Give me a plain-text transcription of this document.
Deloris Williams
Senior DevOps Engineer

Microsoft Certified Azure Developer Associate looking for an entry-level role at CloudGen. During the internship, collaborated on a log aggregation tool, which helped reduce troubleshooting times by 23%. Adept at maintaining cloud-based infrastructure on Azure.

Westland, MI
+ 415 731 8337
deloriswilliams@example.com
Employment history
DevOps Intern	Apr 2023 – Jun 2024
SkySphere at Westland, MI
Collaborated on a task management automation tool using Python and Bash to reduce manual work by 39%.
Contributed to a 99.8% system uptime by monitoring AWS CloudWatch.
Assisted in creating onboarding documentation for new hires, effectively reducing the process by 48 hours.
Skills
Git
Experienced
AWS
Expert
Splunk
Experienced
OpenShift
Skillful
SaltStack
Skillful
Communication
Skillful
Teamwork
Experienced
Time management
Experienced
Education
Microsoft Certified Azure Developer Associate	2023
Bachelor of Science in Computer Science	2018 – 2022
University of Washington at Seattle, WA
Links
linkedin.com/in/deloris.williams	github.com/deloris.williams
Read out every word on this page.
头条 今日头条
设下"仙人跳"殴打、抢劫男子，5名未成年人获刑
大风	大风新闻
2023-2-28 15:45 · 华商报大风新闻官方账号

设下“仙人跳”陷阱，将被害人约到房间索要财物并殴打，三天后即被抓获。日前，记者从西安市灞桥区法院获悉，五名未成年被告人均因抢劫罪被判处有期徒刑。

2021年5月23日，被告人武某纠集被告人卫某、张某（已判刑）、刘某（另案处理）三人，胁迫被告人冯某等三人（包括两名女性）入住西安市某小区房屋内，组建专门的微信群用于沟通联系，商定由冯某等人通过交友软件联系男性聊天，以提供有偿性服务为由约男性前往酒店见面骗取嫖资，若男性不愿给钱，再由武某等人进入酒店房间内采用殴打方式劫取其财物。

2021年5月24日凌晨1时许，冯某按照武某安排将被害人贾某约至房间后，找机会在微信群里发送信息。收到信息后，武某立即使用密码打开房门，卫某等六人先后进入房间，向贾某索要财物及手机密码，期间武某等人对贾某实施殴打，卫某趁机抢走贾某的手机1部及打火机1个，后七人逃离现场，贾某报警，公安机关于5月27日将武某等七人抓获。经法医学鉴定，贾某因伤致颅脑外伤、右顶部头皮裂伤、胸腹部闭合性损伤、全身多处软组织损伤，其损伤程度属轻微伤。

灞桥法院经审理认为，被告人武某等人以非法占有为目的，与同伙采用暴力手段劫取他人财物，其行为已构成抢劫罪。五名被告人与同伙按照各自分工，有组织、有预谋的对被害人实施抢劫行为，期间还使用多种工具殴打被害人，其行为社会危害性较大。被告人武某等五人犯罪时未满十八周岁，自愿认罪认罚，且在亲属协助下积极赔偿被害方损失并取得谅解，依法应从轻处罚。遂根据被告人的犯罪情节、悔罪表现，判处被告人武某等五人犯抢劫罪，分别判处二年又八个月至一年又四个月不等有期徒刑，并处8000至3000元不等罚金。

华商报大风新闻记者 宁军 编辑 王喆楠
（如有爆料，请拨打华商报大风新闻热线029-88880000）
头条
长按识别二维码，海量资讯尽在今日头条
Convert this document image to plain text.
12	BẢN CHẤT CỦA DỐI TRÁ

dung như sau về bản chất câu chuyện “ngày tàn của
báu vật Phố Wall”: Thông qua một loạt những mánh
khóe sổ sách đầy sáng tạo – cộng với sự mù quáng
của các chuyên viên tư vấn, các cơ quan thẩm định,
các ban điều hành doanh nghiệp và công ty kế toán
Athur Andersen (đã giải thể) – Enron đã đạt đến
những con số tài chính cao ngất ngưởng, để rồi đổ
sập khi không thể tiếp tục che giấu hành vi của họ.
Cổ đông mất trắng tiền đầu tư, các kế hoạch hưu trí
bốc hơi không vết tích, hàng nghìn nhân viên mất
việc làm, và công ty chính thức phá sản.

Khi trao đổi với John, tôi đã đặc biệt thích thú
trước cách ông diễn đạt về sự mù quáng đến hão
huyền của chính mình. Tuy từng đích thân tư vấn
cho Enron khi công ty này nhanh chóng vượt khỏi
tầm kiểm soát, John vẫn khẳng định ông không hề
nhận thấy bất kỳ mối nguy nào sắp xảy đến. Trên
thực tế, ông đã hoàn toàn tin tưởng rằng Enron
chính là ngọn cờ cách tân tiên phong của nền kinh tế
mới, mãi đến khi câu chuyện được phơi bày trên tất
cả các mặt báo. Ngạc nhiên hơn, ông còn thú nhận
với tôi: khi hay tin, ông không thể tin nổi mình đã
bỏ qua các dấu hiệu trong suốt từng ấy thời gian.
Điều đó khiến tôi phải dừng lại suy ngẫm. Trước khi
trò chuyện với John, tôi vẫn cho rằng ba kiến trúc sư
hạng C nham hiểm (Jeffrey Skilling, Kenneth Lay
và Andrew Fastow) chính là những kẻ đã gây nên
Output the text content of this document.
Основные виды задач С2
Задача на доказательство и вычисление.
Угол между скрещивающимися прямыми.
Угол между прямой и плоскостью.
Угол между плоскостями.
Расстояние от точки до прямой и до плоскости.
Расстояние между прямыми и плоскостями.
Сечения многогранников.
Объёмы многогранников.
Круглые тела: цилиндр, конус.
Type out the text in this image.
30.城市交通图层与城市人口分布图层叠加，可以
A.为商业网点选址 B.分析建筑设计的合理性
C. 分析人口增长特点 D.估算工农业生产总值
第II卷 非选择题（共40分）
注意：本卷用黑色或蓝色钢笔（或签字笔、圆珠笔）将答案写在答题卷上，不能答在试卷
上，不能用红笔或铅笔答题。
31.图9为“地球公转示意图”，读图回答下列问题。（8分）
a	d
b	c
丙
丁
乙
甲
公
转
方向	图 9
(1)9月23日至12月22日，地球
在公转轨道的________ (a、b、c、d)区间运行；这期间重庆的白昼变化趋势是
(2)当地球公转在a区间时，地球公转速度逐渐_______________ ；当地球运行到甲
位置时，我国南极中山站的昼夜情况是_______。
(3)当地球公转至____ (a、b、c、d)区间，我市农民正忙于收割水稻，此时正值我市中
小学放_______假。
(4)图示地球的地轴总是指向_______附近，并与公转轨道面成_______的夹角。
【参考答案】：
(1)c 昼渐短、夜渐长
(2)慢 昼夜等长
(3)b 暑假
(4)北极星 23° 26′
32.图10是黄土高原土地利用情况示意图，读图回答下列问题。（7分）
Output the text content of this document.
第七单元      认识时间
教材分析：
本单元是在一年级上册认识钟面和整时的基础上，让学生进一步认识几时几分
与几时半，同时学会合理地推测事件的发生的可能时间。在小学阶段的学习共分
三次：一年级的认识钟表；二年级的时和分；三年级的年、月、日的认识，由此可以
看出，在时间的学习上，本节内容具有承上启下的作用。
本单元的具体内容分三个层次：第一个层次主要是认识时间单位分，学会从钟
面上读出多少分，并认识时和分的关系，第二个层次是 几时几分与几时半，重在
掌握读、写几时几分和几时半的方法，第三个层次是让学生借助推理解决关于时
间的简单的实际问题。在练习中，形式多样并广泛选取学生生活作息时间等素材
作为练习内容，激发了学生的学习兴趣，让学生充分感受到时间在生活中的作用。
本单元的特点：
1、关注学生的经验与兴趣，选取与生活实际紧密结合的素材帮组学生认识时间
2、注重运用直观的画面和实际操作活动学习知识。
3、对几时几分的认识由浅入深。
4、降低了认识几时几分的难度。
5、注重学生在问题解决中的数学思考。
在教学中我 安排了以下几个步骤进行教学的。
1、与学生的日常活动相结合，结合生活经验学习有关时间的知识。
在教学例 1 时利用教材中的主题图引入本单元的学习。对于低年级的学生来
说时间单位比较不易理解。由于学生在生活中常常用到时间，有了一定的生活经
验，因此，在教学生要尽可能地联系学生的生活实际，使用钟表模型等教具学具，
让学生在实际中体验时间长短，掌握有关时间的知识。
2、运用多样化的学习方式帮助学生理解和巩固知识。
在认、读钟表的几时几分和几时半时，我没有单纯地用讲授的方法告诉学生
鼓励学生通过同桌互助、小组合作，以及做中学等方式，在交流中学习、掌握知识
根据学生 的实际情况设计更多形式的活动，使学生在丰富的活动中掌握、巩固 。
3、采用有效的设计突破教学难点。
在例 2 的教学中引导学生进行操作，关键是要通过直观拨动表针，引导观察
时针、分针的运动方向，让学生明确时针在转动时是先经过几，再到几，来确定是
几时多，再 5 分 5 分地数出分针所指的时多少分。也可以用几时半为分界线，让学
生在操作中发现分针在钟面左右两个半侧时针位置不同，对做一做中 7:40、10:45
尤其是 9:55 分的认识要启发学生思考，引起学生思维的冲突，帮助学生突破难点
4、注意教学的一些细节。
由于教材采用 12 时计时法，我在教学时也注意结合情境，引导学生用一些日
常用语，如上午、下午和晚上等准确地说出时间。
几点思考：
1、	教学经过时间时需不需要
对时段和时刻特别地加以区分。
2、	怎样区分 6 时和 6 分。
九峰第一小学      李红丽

□ □ □

Given request
Look through the data and show every line containing "Enron".

Exercise solution
Athur Andersen (đã giải thể) – Enron đã đạt đến
cho Enron khi công ty này nhanh chóng vượt khỏi
thực tế, ông đã hoàn toàn tin tưởng rằng Enron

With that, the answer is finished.